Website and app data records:

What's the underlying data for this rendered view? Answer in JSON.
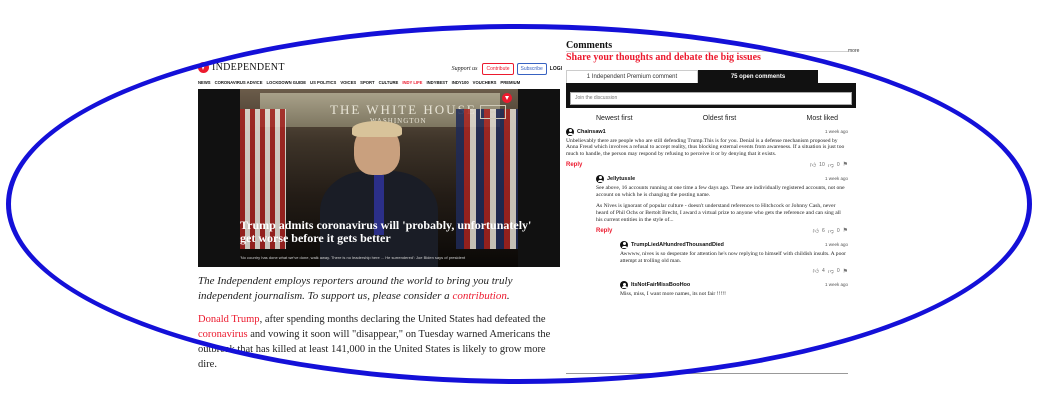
{
  "header": {
    "brand": "INDEPENDENT",
    "support": "Support us",
    "contribute": "Contribute",
    "subscribe": "Subscribe",
    "login": "LOGI"
  },
  "nav": {
    "items": [
      "NEWS",
      "CORONAVIRUS ADVICE",
      "LOCKDOWN GUIDE",
      "US POLITICS",
      "VOICES",
      "SPORT",
      "CULTURE",
      "INDY LIFE",
      "INDYBEST",
      "INDY100",
      "VOUCHERS",
      "PREMIUM"
    ],
    "active_index": 7
  },
  "video": {
    "backdrop_text": "THE WHITE HOUSE",
    "backdrop_sub": "WASHINGTON",
    "headline": "Trump admits coronavirus will 'probably, unfortunately' get worse before it gets better",
    "caption": "'No country has done what we've done, walk away. There is no leadership here ... He surrendered': Joe Biden says of president"
  },
  "promo": {
    "text": "The Independent employs reporters around the world to bring you truly independent journalism. To support us, please consider a ",
    "link": "contribution",
    "end": "."
  },
  "article": {
    "link1": "Donald Trump",
    "text1": ", after spending months declaring the United States had defeated the ",
    "link2": "coronavirus",
    "text2": " and vowing it soon will \"disappear,\" on Tuesday warned Americans the outbreak that has killed at least 141,000 in the United States is likely to grow more dire."
  },
  "comments": {
    "title": "Comments",
    "subtitle": "Share your thoughts and debate the big issues",
    "more": "more",
    "tab_premium": "1 Independent Premium comment",
    "tab_open": "75 open comments",
    "join_placeholder": "Join the discussion",
    "sort": [
      "Newest first",
      "Oldest first",
      "Most liked"
    ],
    "reply_label": "Reply",
    "list": [
      {
        "user": "Chainsaw1",
        "time": "1 week ago",
        "text": "Unbelievably there are people who are still defending Trump.This is for you. Denial is a defense mechanism proposed by Anna Freud which involves a refusal to accept reality, thus blocking external events from awareness. If a situation is just too much to handle, the person may respond by refusing to perceive it or by denying that it exists.",
        "likes": "10",
        "dislikes": "0"
      },
      {
        "user": "Jellytussle",
        "time": "1 week ago",
        "text": "See above, 16 accounts running at one time a few days ago. These are individually registered accounts, not one account on which he is changing the posting name.",
        "text2": "As Nives is ignorant of popular culture - doesn't understand references to Hitchcock or Johnny Cash, never heard of Phil Ochs or Bertolt Brecht, I award a virtual prize to anyone who gets the reference and can sing all his current entities in the style of...",
        "likes": "6",
        "dislikes": "0"
      },
      {
        "user": "TrumpLiedAHundredThousandDied",
        "time": "1 week ago",
        "text": "Awwww, nives is so desperate for attention he's now replying to himself with childish insults. A poor attempt at trolling old man.",
        "likes": "4",
        "dislikes": "0"
      },
      {
        "user": "ItsNotFairMissBooHoo",
        "time": "1 week ago",
        "text": "Miss, miss, I want more names, its not fair !!!!!",
        "likes": "",
        "dislikes": ""
      }
    ]
  },
  "colors": {
    "brand_red": "#ec1a2e",
    "annotation_blue": "#1410d8"
  }
}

__Problem description__:
Give the records again without a single change, and exclude the pictures.

__Solved exercise__:
What's the underlying data for this rendered view? Answer in JSON.
{
  "header": {
    "brand": "INDEPENDENT",
    "support": "Support us",
    "contribute": "Contribute",
    "subscribe": "Subscribe",
    "login": "LOGI"
  },
  "nav": {
    "items": [
      "NEWS",
      "CORONAVIRUS ADVICE",
      "LOCKDOWN GUIDE",
      "US POLITICS",
      "VOICES",
      "SPORT",
      "CULTURE",
      "INDY LIFE",
      "INDYBEST",
      "INDY100",
      "VOUCHERS",
      "PREMIUM"
    ],
    "active_index": 7
  },
  "video": {
    "backdrop_text": "THE WHITE HOUSE",
    "backdrop_sub": "WASHINGTON",
    "headline": "Trump admits coronavirus will 'probably, unfortunately' get worse before it gets better",
    "caption": "'No country has done what we've done, walk away. There is no leadership here ... He surrendered': Joe Biden says of president"
  },
  "promo": {
    "text": "The Independent employs reporters around the world to bring you truly independent journalism. To support us, please consider a ",
    "link": "contribution",
    "end": "."
  },
  "article": {
    "link1": "Donald Trump",
    "text1": ", after spending months declaring the United States had defeated the ",
    "link2": "coronavirus",
    "text2": " and vowing it soon will \"disappear,\" on Tuesday warned Americans the outbreak that has killed at least 141,000 in the United States is likely to grow more dire."
  },
  "comments": {
    "title": "Comments",
    "subtitle": "Share your thoughts and debate the big issues",
    "more": "more",
    "tab_premium": "1 Independent Premium comment",
    "tab_open": "75 open comments",
    "join_placeholder": "Join the discussion",
    "sort": [
      "Newest first",
      "Oldest first",
      "Most liked"
    ],
    "reply_label": "Reply",
    "list": [
      {
        "user": "Chainsaw1",
        "time": "1 week ago",
        "text": "Unbelievably there are people who are still defending Trump.This is for you. Denial is a defense mechanism proposed by Anna Freud which involves a refusal to accept reality, thus blocking external events from awareness. If a situation is just too much to handle, the person may respond by refusing to perceive it or by denying that it exists.",
        "likes": "10",
        "dislikes": "0"
      },
      {
        "user": "Jellytussle",
        "time": "1 week ago",
        "text": "See above, 16 accounts running at one time a few days ago. These are individually registered accounts, not one account on which he is changing the posting name.",
        "text2": "As Nives is ignorant of popular culture - doesn't understand references to Hitchcock or Johnny Cash, never heard of Phil Ochs or Bertolt Brecht, I award a virtual prize to anyone who gets the reference and can sing all his current entities in the style of...",
        "likes": "6",
        "dislikes": "0"
      },
      {
        "user": "TrumpLiedAHundredThousandDied",
        "time": "1 week ago",
        "text": "Awwww, nives is so desperate for attention he's now replying to himself with childish insults. A poor attempt at trolling old man.",
        "likes": "4",
        "dislikes": "0"
      },
      {
        "user": "ItsNotFairMissBooHoo",
        "time": "1 week ago",
        "text": "Miss, miss, I want more names, its not fair !!!!!",
        "likes": "",
        "dislikes": ""
      }
    ]
  },
  "colors": {
    "brand_red": "#ec1a2e",
    "annotation_blue": "#1410d8"
  }
}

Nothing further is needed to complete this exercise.